» PROBLEM DESCRIPTION
Locate every line in the material below that has the word "name". Copy each of those lines.

» RECORDS SUPPLIED
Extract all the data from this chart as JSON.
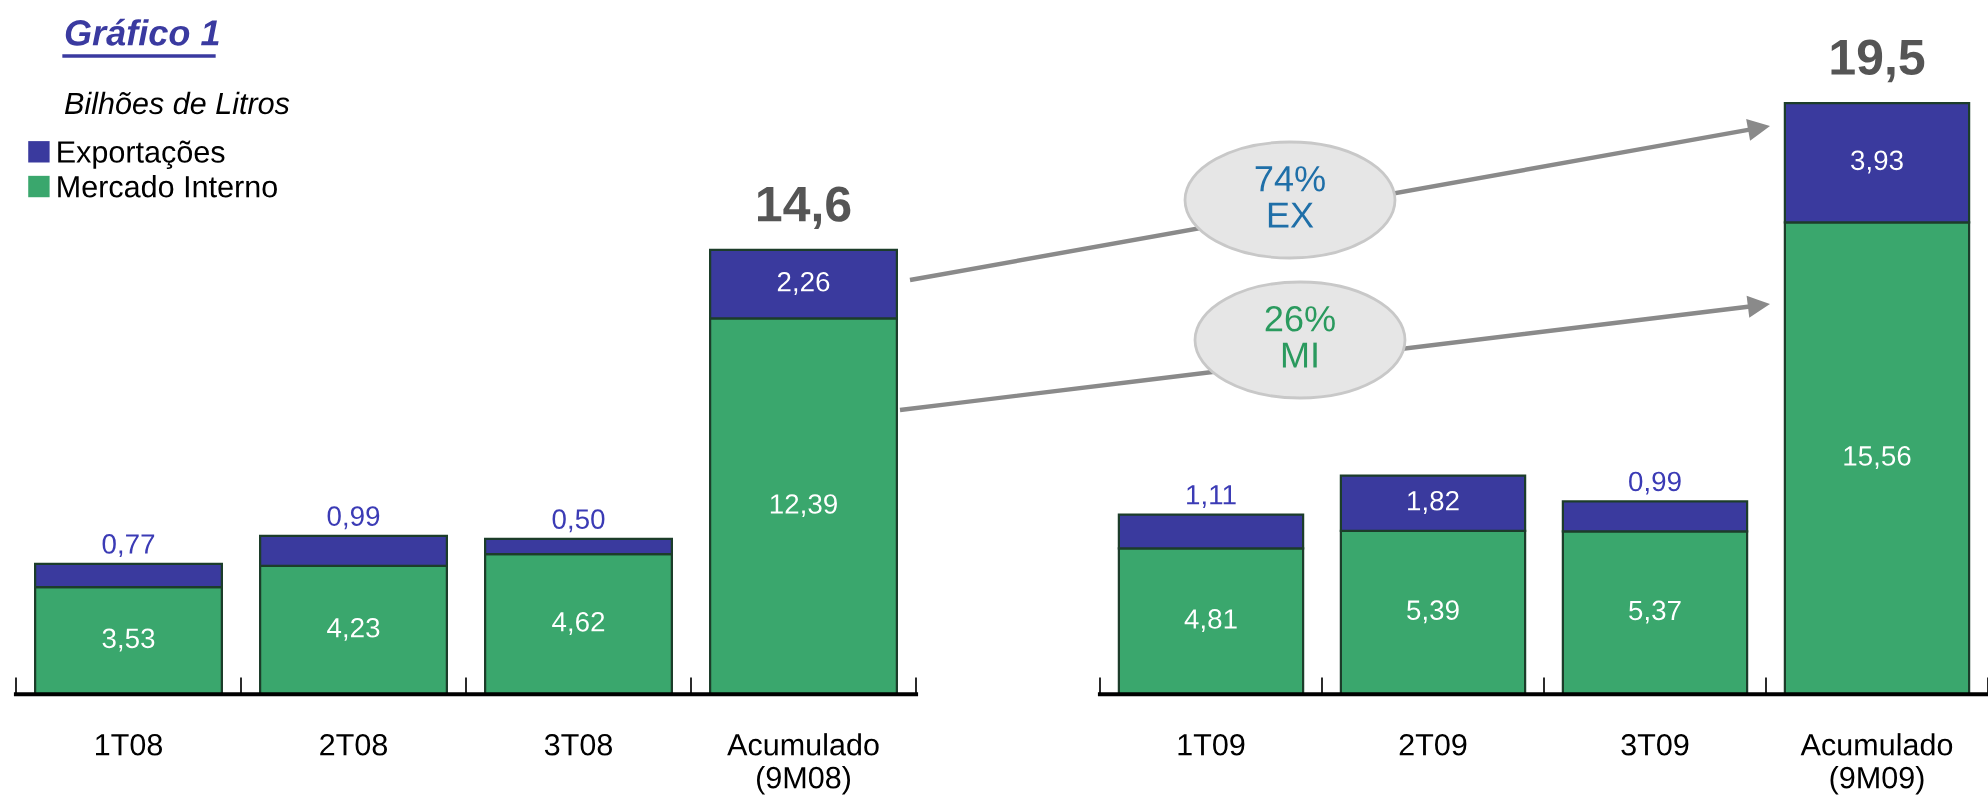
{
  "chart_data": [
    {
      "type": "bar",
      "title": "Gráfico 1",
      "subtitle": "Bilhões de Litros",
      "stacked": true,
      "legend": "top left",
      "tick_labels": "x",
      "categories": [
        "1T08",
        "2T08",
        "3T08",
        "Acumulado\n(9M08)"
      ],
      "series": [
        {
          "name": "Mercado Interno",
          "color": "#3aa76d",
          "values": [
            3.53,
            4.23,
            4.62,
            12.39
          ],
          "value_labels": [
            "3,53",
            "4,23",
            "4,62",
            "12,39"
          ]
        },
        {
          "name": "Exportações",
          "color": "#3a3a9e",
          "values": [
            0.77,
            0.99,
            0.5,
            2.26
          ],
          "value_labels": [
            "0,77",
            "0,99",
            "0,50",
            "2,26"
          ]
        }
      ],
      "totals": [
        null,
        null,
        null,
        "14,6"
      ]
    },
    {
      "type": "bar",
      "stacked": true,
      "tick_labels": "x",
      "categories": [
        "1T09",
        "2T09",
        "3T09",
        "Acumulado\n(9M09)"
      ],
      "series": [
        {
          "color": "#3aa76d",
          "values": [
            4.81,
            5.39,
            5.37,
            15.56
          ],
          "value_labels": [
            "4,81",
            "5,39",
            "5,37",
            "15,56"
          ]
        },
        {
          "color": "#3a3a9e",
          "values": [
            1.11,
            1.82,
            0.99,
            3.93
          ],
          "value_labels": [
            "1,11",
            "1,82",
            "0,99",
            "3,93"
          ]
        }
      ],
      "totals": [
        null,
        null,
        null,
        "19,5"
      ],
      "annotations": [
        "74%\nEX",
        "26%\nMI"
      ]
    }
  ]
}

» FULL RESPONSE
          "name": "Mercado Interno",
          "name": "Exportações",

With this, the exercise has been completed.